◆ EXERCISE ◆
Here are some records; return them all exactly.

◆ RECORDS FOR THIS TASK ◆
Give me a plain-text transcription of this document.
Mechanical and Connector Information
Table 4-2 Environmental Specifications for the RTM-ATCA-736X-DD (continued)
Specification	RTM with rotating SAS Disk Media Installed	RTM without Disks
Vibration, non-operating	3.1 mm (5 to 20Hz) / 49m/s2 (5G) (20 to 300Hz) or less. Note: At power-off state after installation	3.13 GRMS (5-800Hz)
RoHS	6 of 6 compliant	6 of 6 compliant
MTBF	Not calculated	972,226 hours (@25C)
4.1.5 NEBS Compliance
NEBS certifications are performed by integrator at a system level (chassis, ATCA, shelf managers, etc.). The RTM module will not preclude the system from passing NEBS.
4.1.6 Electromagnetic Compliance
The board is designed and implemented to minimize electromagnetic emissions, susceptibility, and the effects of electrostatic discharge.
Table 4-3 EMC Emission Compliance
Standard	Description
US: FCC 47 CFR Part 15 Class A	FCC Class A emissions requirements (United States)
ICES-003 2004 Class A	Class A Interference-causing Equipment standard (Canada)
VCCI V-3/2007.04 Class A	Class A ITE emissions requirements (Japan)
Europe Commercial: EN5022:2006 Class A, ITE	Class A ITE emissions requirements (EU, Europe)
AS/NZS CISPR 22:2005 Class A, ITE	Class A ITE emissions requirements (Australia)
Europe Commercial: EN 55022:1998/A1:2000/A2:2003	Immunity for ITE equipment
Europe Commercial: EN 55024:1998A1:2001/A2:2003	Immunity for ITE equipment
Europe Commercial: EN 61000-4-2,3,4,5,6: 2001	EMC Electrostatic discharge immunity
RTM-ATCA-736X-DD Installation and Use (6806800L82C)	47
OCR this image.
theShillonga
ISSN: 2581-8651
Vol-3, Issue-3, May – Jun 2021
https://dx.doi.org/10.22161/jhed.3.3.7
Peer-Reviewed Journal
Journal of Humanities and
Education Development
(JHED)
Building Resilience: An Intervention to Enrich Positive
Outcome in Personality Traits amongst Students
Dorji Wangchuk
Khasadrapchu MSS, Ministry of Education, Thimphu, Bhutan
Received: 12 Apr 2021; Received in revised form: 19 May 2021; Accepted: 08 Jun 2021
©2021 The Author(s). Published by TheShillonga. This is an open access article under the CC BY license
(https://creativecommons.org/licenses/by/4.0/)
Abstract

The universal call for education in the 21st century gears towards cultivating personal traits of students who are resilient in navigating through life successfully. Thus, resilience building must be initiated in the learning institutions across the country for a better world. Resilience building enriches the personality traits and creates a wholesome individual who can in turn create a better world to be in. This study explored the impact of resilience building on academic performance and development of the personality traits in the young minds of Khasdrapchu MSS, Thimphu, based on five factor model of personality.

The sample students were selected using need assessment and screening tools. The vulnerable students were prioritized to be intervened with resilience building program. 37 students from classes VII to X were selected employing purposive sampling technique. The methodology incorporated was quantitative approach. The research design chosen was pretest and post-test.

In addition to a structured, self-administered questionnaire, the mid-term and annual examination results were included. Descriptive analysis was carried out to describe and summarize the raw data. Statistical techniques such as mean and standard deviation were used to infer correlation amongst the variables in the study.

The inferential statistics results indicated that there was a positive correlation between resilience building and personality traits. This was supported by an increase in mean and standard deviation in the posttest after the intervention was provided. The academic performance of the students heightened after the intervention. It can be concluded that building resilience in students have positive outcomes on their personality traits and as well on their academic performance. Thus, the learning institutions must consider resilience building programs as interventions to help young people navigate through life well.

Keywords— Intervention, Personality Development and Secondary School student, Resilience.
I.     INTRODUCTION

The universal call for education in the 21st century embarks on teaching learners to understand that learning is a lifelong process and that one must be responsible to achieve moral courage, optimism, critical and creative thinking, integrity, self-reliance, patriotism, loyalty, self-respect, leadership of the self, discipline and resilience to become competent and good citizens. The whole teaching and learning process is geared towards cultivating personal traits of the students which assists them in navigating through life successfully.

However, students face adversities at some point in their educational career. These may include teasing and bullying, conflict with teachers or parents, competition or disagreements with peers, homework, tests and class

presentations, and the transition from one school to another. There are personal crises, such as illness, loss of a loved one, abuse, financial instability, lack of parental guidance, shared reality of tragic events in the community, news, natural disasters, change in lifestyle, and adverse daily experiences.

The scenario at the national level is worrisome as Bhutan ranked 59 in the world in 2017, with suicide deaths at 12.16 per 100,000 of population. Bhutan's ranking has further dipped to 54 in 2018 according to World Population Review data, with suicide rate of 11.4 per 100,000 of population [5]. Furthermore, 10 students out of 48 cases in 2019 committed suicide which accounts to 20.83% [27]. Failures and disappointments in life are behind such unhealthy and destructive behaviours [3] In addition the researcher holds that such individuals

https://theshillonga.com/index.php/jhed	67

◆ FINISHED EXERCISE ◆
Give me a plain-text transcription of this document.
Mechanical and Connector Information
Table 4-2 Environmental Specifications for the RTM-ATCA-736X-DD (continued)
Specification	RTM with rotating SAS Disk Media Installed	RTM without Disks
Vibration, non-operating	3.1 mm (5 to 20Hz) / 49m/s2 (5G) (20 to 300Hz) or less. Note: At power-off state after installation	3.13 GRMS (5-800Hz)
RoHS	6 of 6 compliant	6 of 6 compliant
MTBF	Not calculated	972,226 hours (@25C)
4.1.5 NEBS Compliance
NEBS certifications are performed by integrator at a system level (chassis, ATCA, shelf managers, etc.). The RTM module will not preclude the system from passing NEBS.
4.1.6 Electromagnetic Compliance
The board is designed and implemented to minimize electromagnetic emissions, susceptibility, and the effects of electrostatic discharge.
Table 4-3 EMC Emission Compliance
Standard	Description
US: FCC 47 CFR Part 15 Class A	FCC Class A emissions requirements (United States)
ICES-003 2004 Class A	Class A Interference-causing Equipment standard (Canada)
VCCI V-3/2007.04 Class A	Class A ITE emissions requirements (Japan)
Europe Commercial: EN5022:2006 Class A, ITE	Class A ITE emissions requirements (EU, Europe)
AS/NZS CISPR 22:2005 Class A, ITE	Class A ITE emissions requirements (Australia)
Europe Commercial: EN 55022:1998/A1:2000/A2:2003	Immunity for ITE equipment
Europe Commercial: EN 55024:1998A1:2001/A2:2003	Immunity for ITE equipment
Europe Commercial: EN 61000-4-2,3,4,5,6: 2001	EMC Electrostatic discharge immunity
RTM-ATCA-736X-DD Installation and Use (6806800L82C)	47
OCR this image.
theShillonga
ISSN: 2581-8651
Vol-3, Issue-3, May – Jun 2021
https://dx.doi.org/10.22161/jhed.3.3.7
Peer-Reviewed Journal
Journal of Humanities and
Education Development
(JHED)
Building Resilience: An Intervention to Enrich Positive
Outcome in Personality Traits amongst Students
Dorji Wangchuk
Khasadrapchu MSS, Ministry of Education, Thimphu, Bhutan
Received: 12 Apr 2021; Received in revised form: 19 May 2021; Accepted: 08 Jun 2021
©2021 The Author(s). Published by TheShillonga. This is an open access article under the CC BY license
(https://creativecommons.org/licenses/by/4.0/)
Abstract

The universal call for education in the 21st century gears towards cultivating personal traits of students who are resilient in navigating through life successfully. Thus, resilience building must be initiated in the learning institutions across the country for a better world. Resilience building enriches the personality traits and creates a wholesome individual who can in turn create a better world to be in. This study explored the impact of resilience building on academic performance and development of the personality traits in the young minds of Khasdrapchu MSS, Thimphu, based on five factor model of personality.

The sample students were selected using need assessment and screening tools. The vulnerable students were prioritized to be intervened with resilience building program. 37 students from classes VII to X were selected employing purposive sampling technique. The methodology incorporated was quantitative approach. The research design chosen was pretest and post-test.

In addition to a structured, self-administered questionnaire, the mid-term and annual examination results were included. Descriptive analysis was carried out to describe and summarize the raw data. Statistical techniques such as mean and standard deviation were used to infer correlation amongst the variables in the study.

The inferential statistics results indicated that there was a positive correlation between resilience building and personality traits. This was supported by an increase in mean and standard deviation in the posttest after the intervention was provided. The academic performance of the students heightened after the intervention. It can be concluded that building resilience in students have positive outcomes on their personality traits and as well on their academic performance. Thus, the learning institutions must consider resilience building programs as interventions to help young people navigate through life well.

Keywords— Intervention, Personality Development and Secondary School student, Resilience.
I.     INTRODUCTION

The universal call for education in the 21st century embarks on teaching learners to understand that learning is a lifelong process and that one must be responsible to achieve moral courage, optimism, critical and creative thinking, integrity, self-reliance, patriotism, loyalty, self-respect, leadership of the self, discipline and resilience to become competent and good citizens. The whole teaching and learning process is geared towards cultivating personal traits of the students which assists them in navigating through life successfully.

However, students face adversities at some point in their educational career. These may include teasing and bullying, conflict with teachers or parents, competition or disagreements with peers, homework, tests and class

presentations, and the transition from one school to another. There are personal crises, such as illness, loss of a loved one, abuse, financial instability, lack of parental guidance, shared reality of tragic events in the community, news, natural disasters, change in lifestyle, and adverse daily experiences.

The scenario at the national level is worrisome as Bhutan ranked 59 in the world in 2017, with suicide deaths at 12.16 per 100,000 of population. Bhutan's ranking has further dipped to 54 in 2018 according to World Population Review data, with suicide rate of 11.4 per 100,000 of population [5]. Furthermore, 10 students out of 48 cases in 2019 committed suicide which accounts to 20.83% [27]. Failures and disappointments in life are behind such unhealthy and destructive behaviours [3] In addition the researcher holds that such individuals

https://theshillonga.com/index.php/jhed	67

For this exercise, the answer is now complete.